Task to carry out: Copy every line of the data exactly, leaving nothing out.

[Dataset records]
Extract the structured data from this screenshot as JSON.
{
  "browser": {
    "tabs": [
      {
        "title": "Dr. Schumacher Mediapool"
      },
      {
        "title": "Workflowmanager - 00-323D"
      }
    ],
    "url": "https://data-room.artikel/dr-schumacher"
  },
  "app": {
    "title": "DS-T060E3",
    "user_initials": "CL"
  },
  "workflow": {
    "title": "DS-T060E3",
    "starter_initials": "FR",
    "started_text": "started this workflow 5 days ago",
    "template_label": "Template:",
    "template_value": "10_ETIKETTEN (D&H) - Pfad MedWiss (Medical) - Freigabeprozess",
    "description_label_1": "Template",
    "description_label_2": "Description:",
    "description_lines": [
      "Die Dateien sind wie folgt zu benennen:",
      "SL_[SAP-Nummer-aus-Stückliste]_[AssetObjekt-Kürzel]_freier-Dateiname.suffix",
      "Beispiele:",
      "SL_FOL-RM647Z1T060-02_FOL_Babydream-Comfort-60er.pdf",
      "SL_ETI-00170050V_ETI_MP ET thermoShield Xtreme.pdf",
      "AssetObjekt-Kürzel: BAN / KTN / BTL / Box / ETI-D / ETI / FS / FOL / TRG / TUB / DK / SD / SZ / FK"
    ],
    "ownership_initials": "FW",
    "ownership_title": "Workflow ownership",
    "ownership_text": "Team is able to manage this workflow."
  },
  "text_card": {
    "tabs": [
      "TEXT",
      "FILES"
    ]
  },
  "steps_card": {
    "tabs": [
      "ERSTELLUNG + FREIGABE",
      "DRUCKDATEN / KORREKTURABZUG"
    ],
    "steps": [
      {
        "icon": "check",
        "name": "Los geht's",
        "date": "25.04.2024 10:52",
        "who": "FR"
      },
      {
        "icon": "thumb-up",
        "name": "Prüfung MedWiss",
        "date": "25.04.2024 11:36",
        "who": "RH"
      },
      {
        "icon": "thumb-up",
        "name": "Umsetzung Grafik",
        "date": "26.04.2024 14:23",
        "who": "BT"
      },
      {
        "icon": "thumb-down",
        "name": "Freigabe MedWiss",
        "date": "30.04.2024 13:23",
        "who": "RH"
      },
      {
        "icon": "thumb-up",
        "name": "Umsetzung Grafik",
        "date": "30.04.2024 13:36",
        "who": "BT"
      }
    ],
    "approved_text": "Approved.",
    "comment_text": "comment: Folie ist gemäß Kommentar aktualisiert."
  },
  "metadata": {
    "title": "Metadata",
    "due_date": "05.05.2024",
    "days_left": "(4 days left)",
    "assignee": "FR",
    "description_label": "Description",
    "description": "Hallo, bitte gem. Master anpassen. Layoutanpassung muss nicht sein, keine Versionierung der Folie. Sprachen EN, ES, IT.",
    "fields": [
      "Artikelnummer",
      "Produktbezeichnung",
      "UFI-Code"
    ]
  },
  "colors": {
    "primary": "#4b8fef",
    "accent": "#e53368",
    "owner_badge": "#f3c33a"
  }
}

Response for this exercise:
Extract the structured data from this screenshot as JSON.
{
  "browser": {
    "tabs": [
      {
        "title": "Dr. Schumacher Mediapool"
      },
      {
        "title": "Workflowmanager - 00-323D"
      }
    ],
    "url": "https://data-room.artikel/dr-schumacher"
  },
  "app": {
    "title": "DS-T060E3",
    "user_initials": "CL"
  },
  "workflow": {
    "title": "DS-T060E3",
    "starter_initials": "FR",
    "started_text": "started this workflow 5 days ago",
    "template_label": "Template:",
    "template_value": "10_ETIKETTEN (D&H) - Pfad MedWiss (Medical) - Freigabeprozess",
    "description_label_1": "Template",
    "description_label_2": "Description:",
    "description_lines": [
      "Die Dateien sind wie folgt zu benennen:",
      "SL_[SAP-Nummer-aus-Stückliste]_[AssetObjekt-Kürzel]_freier-Dateiname.suffix",
      "Beispiele:",
      "SL_FOL-RM647Z1T060-02_FOL_Babydream-Comfort-60er.pdf",
      "SL_ETI-00170050V_ETI_MP ET thermoShield Xtreme.pdf",
      "AssetObjekt-Kürzel: BAN / KTN / BTL / Box / ETI-D / ETI / FS / FOL / TRG / TUB / DK / SD / SZ / FK"
    ],
    "ownership_initials": "FW",
    "ownership_title": "Workflow ownership",
    "ownership_text": "Team is able to manage this workflow."
  },
  "text_card": {
    "tabs": [
      "TEXT",
      "FILES"
    ]
  },
  "steps_card": {
    "tabs": [
      "ERSTELLUNG + FREIGABE",
      "DRUCKDATEN / KORREKTURABZUG"
    ],
    "steps": [
      {
        "icon": "check",
        "name": "Los geht's",
        "date": "25.04.2024 10:52",
        "who": "FR"
      },
      {
        "icon": "thumb-up",
        "name": "Prüfung MedWiss",
        "date": "25.04.2024 11:36",
        "who": "RH"
      },
      {
        "icon": "thumb-up",
        "name": "Umsetzung Grafik",
        "date": "26.04.2024 14:23",
        "who": "BT"
      },
      {
        "icon": "thumb-down",
        "name": "Freigabe MedWiss",
        "date": "30.04.2024 13:23",
        "who": "RH"
      },
      {
        "icon": "thumb-up",
        "name": "Umsetzung Grafik",
        "date": "30.04.2024 13:36",
        "who": "BT"
      }
    ],
    "approved_text": "Approved.",
    "comment_text": "comment: Folie ist gemäß Kommentar aktualisiert."
  },
  "metadata": {
    "title": "Metadata",
    "due_date": "05.05.2024",
    "days_left": "(4 days left)",
    "assignee": "FR",
    "description_label": "Description",
    "description": "Hallo, bitte gem. Master anpassen. Layoutanpassung muss nicht sein, keine Versionierung der Folie. Sprachen EN, ES, IT.",
    "fields": [
      "Artikelnummer",
      "Produktbezeichnung",
      "UFI-Code"
    ]
  },
  "colors": {
    "primary": "#4b8fef",
    "accent": "#e53368",
    "owner_badge": "#f3c33a"
  }
}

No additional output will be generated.